Your task is to repeat the listing exactly.

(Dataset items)
┄┄┄┄┄┄┄┄┄┄┄┄┄┄┄┄┄┄┄┄
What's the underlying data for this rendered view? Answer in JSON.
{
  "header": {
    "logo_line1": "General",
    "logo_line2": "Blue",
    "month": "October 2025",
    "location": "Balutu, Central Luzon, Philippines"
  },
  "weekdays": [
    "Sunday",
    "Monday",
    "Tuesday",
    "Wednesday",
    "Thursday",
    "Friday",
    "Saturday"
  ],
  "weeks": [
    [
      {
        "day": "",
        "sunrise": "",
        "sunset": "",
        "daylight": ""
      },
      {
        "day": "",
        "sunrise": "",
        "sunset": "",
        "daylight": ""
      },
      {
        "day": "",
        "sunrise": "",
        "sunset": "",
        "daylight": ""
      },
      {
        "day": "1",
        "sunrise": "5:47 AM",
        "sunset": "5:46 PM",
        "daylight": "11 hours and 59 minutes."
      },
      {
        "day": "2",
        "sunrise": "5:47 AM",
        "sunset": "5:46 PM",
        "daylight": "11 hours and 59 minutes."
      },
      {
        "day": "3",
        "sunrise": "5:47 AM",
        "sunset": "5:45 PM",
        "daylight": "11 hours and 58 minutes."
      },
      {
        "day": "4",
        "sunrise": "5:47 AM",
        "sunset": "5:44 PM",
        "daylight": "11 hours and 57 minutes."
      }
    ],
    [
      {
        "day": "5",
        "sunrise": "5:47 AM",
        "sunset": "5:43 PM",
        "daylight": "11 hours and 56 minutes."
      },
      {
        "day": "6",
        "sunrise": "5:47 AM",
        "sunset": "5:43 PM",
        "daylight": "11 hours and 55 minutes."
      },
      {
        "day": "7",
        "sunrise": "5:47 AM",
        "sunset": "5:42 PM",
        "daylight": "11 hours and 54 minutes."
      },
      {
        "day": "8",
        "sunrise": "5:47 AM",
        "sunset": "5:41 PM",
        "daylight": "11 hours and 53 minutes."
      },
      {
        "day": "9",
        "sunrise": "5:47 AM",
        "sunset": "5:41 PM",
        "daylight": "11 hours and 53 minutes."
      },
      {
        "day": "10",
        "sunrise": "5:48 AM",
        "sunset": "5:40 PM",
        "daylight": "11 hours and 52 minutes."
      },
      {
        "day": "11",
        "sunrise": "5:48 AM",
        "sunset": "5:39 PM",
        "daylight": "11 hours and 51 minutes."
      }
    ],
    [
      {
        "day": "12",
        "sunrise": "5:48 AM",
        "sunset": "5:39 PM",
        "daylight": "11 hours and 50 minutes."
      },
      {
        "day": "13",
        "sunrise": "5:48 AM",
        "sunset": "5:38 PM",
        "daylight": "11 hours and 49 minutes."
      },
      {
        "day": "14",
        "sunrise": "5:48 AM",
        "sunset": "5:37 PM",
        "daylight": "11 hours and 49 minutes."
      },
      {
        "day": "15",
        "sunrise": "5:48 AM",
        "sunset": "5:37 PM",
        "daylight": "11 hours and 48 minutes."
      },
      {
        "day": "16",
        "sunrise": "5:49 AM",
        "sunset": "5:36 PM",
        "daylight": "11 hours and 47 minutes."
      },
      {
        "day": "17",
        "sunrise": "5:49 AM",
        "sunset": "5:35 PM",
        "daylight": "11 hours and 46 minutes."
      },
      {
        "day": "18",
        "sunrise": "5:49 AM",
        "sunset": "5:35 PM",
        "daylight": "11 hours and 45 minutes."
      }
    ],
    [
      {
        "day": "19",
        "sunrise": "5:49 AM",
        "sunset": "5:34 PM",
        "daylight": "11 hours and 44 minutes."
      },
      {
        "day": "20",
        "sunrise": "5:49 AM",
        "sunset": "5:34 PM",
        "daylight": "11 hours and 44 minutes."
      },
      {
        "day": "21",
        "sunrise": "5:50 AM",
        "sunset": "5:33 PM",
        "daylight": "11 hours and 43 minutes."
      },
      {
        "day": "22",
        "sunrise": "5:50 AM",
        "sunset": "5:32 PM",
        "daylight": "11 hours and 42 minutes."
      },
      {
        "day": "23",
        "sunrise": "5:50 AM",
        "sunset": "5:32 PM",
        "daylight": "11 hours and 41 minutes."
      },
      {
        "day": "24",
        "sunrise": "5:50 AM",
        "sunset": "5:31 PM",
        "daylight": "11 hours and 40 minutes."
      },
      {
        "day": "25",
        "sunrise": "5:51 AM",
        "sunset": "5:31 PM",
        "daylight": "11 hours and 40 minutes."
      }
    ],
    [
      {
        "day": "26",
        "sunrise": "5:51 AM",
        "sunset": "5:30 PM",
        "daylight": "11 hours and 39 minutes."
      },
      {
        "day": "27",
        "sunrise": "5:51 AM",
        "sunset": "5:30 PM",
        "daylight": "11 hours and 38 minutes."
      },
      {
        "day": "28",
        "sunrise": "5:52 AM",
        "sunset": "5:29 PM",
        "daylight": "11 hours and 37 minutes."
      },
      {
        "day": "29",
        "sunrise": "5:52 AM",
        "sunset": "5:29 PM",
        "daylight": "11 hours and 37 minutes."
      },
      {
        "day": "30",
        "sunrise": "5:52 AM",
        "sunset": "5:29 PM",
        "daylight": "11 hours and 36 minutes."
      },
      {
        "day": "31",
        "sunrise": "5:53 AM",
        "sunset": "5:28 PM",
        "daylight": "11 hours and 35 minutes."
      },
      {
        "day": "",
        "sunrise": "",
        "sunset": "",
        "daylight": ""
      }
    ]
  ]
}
┄┄┄┄┄┄┄┄┄┄┄┄┄┄┄┄┄┄┄┄
Solution.
What's the underlying data for this rendered view? Answer in JSON.
{
  "header": {
    "logo_line1": "General",
    "logo_line2": "Blue",
    "month": "October 2025",
    "location": "Balutu, Central Luzon, Philippines"
  },
  "weekdays": [
    "Sunday",
    "Monday",
    "Tuesday",
    "Wednesday",
    "Thursday",
    "Friday",
    "Saturday"
  ],
  "weeks": [
    [
      {
        "day": "",
        "sunrise": "",
        "sunset": "",
        "daylight": ""
      },
      {
        "day": "",
        "sunrise": "",
        "sunset": "",
        "daylight": ""
      },
      {
        "day": "",
        "sunrise": "",
        "sunset": "",
        "daylight": ""
      },
      {
        "day": "1",
        "sunrise": "5:47 AM",
        "sunset": "5:46 PM",
        "daylight": "11 hours and 59 minutes."
      },
      {
        "day": "2",
        "sunrise": "5:47 AM",
        "sunset": "5:46 PM",
        "daylight": "11 hours and 59 minutes."
      },
      {
        "day": "3",
        "sunrise": "5:47 AM",
        "sunset": "5:45 PM",
        "daylight": "11 hours and 58 minutes."
      },
      {
        "day": "4",
        "sunrise": "5:47 AM",
        "sunset": "5:44 PM",
        "daylight": "11 hours and 57 minutes."
      }
    ],
    [
      {
        "day": "5",
        "sunrise": "5:47 AM",
        "sunset": "5:43 PM",
        "daylight": "11 hours and 56 minutes."
      },
      {
        "day": "6",
        "sunrise": "5:47 AM",
        "sunset": "5:43 PM",
        "daylight": "11 hours and 55 minutes."
      },
      {
        "day": "7",
        "sunrise": "5:47 AM",
        "sunset": "5:42 PM",
        "daylight": "11 hours and 54 minutes."
      },
      {
        "day": "8",
        "sunrise": "5:47 AM",
        "sunset": "5:41 PM",
        "daylight": "11 hours and 53 minutes."
      },
      {
        "day": "9",
        "sunrise": "5:47 AM",
        "sunset": "5:41 PM",
        "daylight": "11 hours and 53 minutes."
      },
      {
        "day": "10",
        "sunrise": "5:48 AM",
        "sunset": "5:40 PM",
        "daylight": "11 hours and 52 minutes."
      },
      {
        "day": "11",
        "sunrise": "5:48 AM",
        "sunset": "5:39 PM",
        "daylight": "11 hours and 51 minutes."
      }
    ],
    [
      {
        "day": "12",
        "sunrise": "5:48 AM",
        "sunset": "5:39 PM",
        "daylight": "11 hours and 50 minutes."
      },
      {
        "day": "13",
        "sunrise": "5:48 AM",
        "sunset": "5:38 PM",
        "daylight": "11 hours and 49 minutes."
      },
      {
        "day": "14",
        "sunrise": "5:48 AM",
        "sunset": "5:37 PM",
        "daylight": "11 hours and 49 minutes."
      },
      {
        "day": "15",
        "sunrise": "5:48 AM",
        "sunset": "5:37 PM",
        "daylight": "11 hours and 48 minutes."
      },
      {
        "day": "16",
        "sunrise": "5:49 AM",
        "sunset": "5:36 PM",
        "daylight": "11 hours and 47 minutes."
      },
      {
        "day": "17",
        "sunrise": "5:49 AM",
        "sunset": "5:35 PM",
        "daylight": "11 hours and 46 minutes."
      },
      {
        "day": "18",
        "sunrise": "5:49 AM",
        "sunset": "5:35 PM",
        "daylight": "11 hours and 45 minutes."
      }
    ],
    [
      {
        "day": "19",
        "sunrise": "5:49 AM",
        "sunset": "5:34 PM",
        "daylight": "11 hours and 44 minutes."
      },
      {
        "day": "20",
        "sunrise": "5:49 AM",
        "sunset": "5:34 PM",
        "daylight": "11 hours and 44 minutes."
      },
      {
        "day": "21",
        "sunrise": "5:50 AM",
        "sunset": "5:33 PM",
        "daylight": "11 hours and 43 minutes."
      },
      {
        "day": "22",
        "sunrise": "5:50 AM",
        "sunset": "5:32 PM",
        "daylight": "11 hours and 42 minutes."
      },
      {
        "day": "23",
        "sunrise": "5:50 AM",
        "sunset": "5:32 PM",
        "daylight": "11 hours and 41 minutes."
      },
      {
        "day": "24",
        "sunrise": "5:50 AM",
        "sunset": "5:31 PM",
        "daylight": "11 hours and 40 minutes."
      },
      {
        "day": "25",
        "sunrise": "5:51 AM",
        "sunset": "5:31 PM",
        "daylight": "11 hours and 40 minutes."
      }
    ],
    [
      {
        "day": "26",
        "sunrise": "5:51 AM",
        "sunset": "5:30 PM",
        "daylight": "11 hours and 39 minutes."
      },
      {
        "day": "27",
        "sunrise": "5:51 AM",
        "sunset": "5:30 PM",
        "daylight": "11 hours and 38 minutes."
      },
      {
        "day": "28",
        "sunrise": "5:52 AM",
        "sunset": "5:29 PM",
        "daylight": "11 hours and 37 minutes."
      },
      {
        "day": "29",
        "sunrise": "5:52 AM",
        "sunset": "5:29 PM",
        "daylight": "11 hours and 37 minutes."
      },
      {
        "day": "30",
        "sunrise": "5:52 AM",
        "sunset": "5:29 PM",
        "daylight": "11 hours and 36 minutes."
      },
      {
        "day": "31",
        "sunrise": "5:53 AM",
        "sunset": "5:28 PM",
        "daylight": "11 hours and 35 minutes."
      },
      {
        "day": "",
        "sunrise": "",
        "sunset": "",
        "daylight": ""
      }
    ]
  ]
}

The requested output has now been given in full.